__Problem__. Transcribe all of the material exactly, except for its pictures.

[Dataset entries on figures]
>> START
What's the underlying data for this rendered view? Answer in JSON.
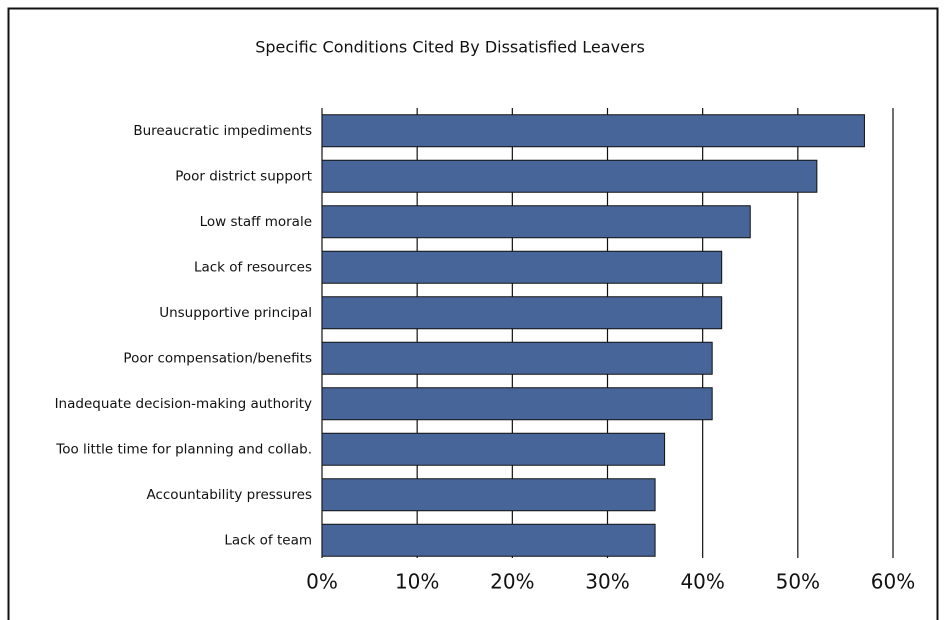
{
  "chart_data": {
    "type": "bar",
    "orientation": "horizontal",
    "title": "Specific Conditions Cited By Dissatisfied Leavers",
    "categories": [
      "Bureaucratic impediments",
      "Poor district support",
      "Low staff morale",
      "Lack of resources",
      "Unsupportive principal",
      "Poor compensation/benefits",
      "Inadequate decision-making authority",
      "Too little time for planning and collab.",
      "Accountability pressures",
      "Lack of team"
    ],
    "values": [
      57,
      52,
      45,
      42,
      42,
      41,
      41,
      36,
      35,
      35
    ],
    "color": "#48659a",
    "xlim": [
      0,
      60
    ],
    "xticks": [
      {
        "value": 0,
        "label": "0%"
      },
      {
        "value": 10,
        "label": "10%"
      },
      {
        "value": 20,
        "label": "20%"
      },
      {
        "value": 30,
        "label": "30%"
      },
      {
        "value": 40,
        "label": "40%"
      },
      {
        "value": 50,
        "label": "50%"
      },
      {
        "value": 60,
        "label": "60%"
      }
    ],
    "grid": true
  }
}
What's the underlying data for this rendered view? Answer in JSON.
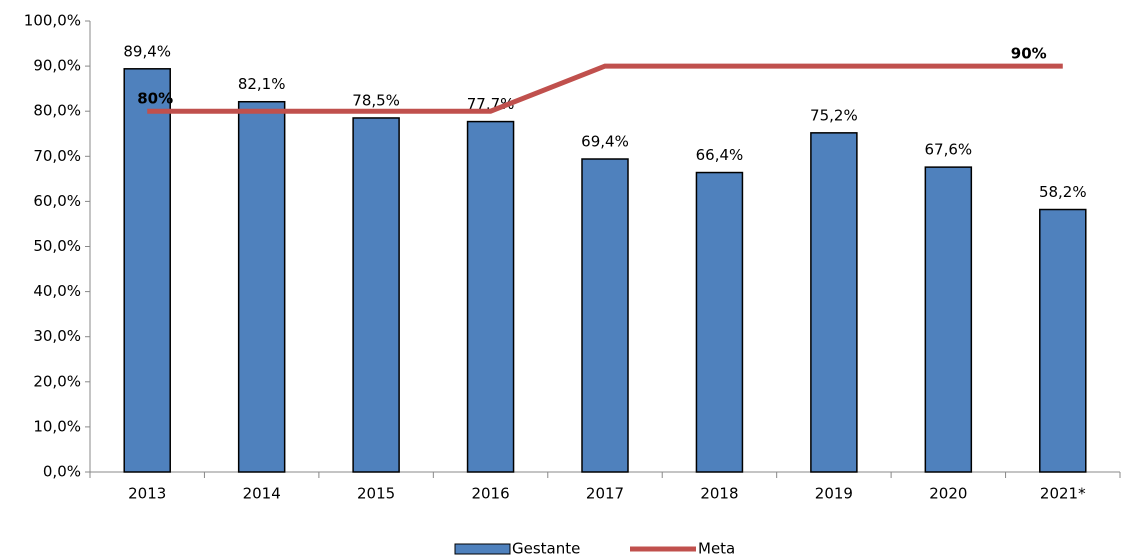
{
  "chart_data": {
    "type": "bar",
    "categories": [
      "2013",
      "2014",
      "2015",
      "2016",
      "2017",
      "2018",
      "2019",
      "2020",
      "2021*"
    ],
    "series": [
      {
        "name": "Gestante",
        "type": "bar",
        "color": "#4f81bd",
        "values": [
          89.4,
          82.1,
          78.5,
          77.7,
          69.4,
          66.4,
          75.2,
          67.6,
          58.2
        ],
        "value_labels": [
          "89,4%",
          "82,1%",
          "78,5%",
          "77,7%",
          "69,4%",
          "66,4%",
          "75,2%",
          "67,6%",
          "58,2%"
        ]
      },
      {
        "name": "Meta",
        "type": "line",
        "color": "#c0504d",
        "values": [
          80,
          80,
          80,
          80,
          90,
          90,
          90,
          90,
          90
        ],
        "value_labels": [
          "80%",
          null,
          null,
          null,
          null,
          null,
          null,
          null,
          "90%"
        ]
      }
    ],
    "ylim": [
      0,
      100
    ],
    "yticks": [
      {
        "value": 0,
        "label": "0,0%"
      },
      {
        "value": 10,
        "label": "10,0%"
      },
      {
        "value": 20,
        "label": "20,0%"
      },
      {
        "value": 30,
        "label": "30,0%"
      },
      {
        "value": 40,
        "label": "40,0%"
      },
      {
        "value": 50,
        "label": "50,0%"
      },
      {
        "value": 60,
        "label": "60,0%"
      },
      {
        "value": 70,
        "label": "70,0%"
      },
      {
        "value": 80,
        "label": "80,0%"
      },
      {
        "value": 90,
        "label": "90,0%"
      },
      {
        "value": 100,
        "label": "100,0%"
      }
    ],
    "grid": false,
    "legend": "bottom"
  }
}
>> END
__Written answer__.
What's the underlying data for this rendered view? Answer in JSON.
{
  "chart_data": {
    "type": "bar",
    "orientation": "horizontal",
    "title": "Specific Conditions Cited By Dissatisfied Leavers",
    "categories": [
      "Bureaucratic impediments",
      "Poor district support",
      "Low staff morale",
      "Lack of resources",
      "Unsupportive principal",
      "Poor compensation/benefits",
      "Inadequate decision-making authority",
      "Too little time for planning and collab.",
      "Accountability pressures",
      "Lack of team"
    ],
    "values": [
      57,
      52,
      45,
      42,
      42,
      41,
      41,
      36,
      35,
      35
    ],
    "color": "#48659a",
    "xlim": [
      0,
      60
    ],
    "xticks": [
      {
        "value": 0,
        "label": "0%"
      },
      {
        "value": 10,
        "label": "10%"
      },
      {
        "value": 20,
        "label": "20%"
      },
      {
        "value": 30,
        "label": "30%"
      },
      {
        "value": 40,
        "label": "40%"
      },
      {
        "value": 50,
        "label": "50%"
      },
      {
        "value": 60,
        "label": "60%"
      }
    ],
    "grid": true
  }
}
What's the underlying data for this rendered view? Answer in JSON.
{
  "chart_data": {
    "type": "bar",
    "categories": [
      "2013",
      "2014",
      "2015",
      "2016",
      "2017",
      "2018",
      "2019",
      "2020",
      "2021*"
    ],
    "series": [
      {
        "name": "Gestante",
        "type": "bar",
        "color": "#4f81bd",
        "values": [
          89.4,
          82.1,
          78.5,
          77.7,
          69.4,
          66.4,
          75.2,
          67.6,
          58.2
        ],
        "value_labels": [
          "89,4%",
          "82,1%",
          "78,5%",
          "77,7%",
          "69,4%",
          "66,4%",
          "75,2%",
          "67,6%",
          "58,2%"
        ]
      },
      {
        "name": "Meta",
        "type": "line",
        "color": "#c0504d",
        "values": [
          80,
          80,
          80,
          80,
          90,
          90,
          90,
          90,
          90
        ],
        "value_labels": [
          "80%",
          null,
          null,
          null,
          null,
          null,
          null,
          null,
          "90%"
        ]
      }
    ],
    "ylim": [
      0,
      100
    ],
    "yticks": [
      {
        "value": 0,
        "label": "0,0%"
      },
      {
        "value": 10,
        "label": "10,0%"
      },
      {
        "value": 20,
        "label": "20,0%"
      },
      {
        "value": 30,
        "label": "30,0%"
      },
      {
        "value": 40,
        "label": "40,0%"
      },
      {
        "value": 50,
        "label": "50,0%"
      },
      {
        "value": 60,
        "label": "60,0%"
      },
      {
        "value": 70,
        "label": "70,0%"
      },
      {
        "value": 80,
        "label": "80,0%"
      },
      {
        "value": 90,
        "label": "90,0%"
      },
      {
        "value": 100,
        "label": "100,0%"
      }
    ],
    "grid": false,
    "legend": "bottom"
  }
}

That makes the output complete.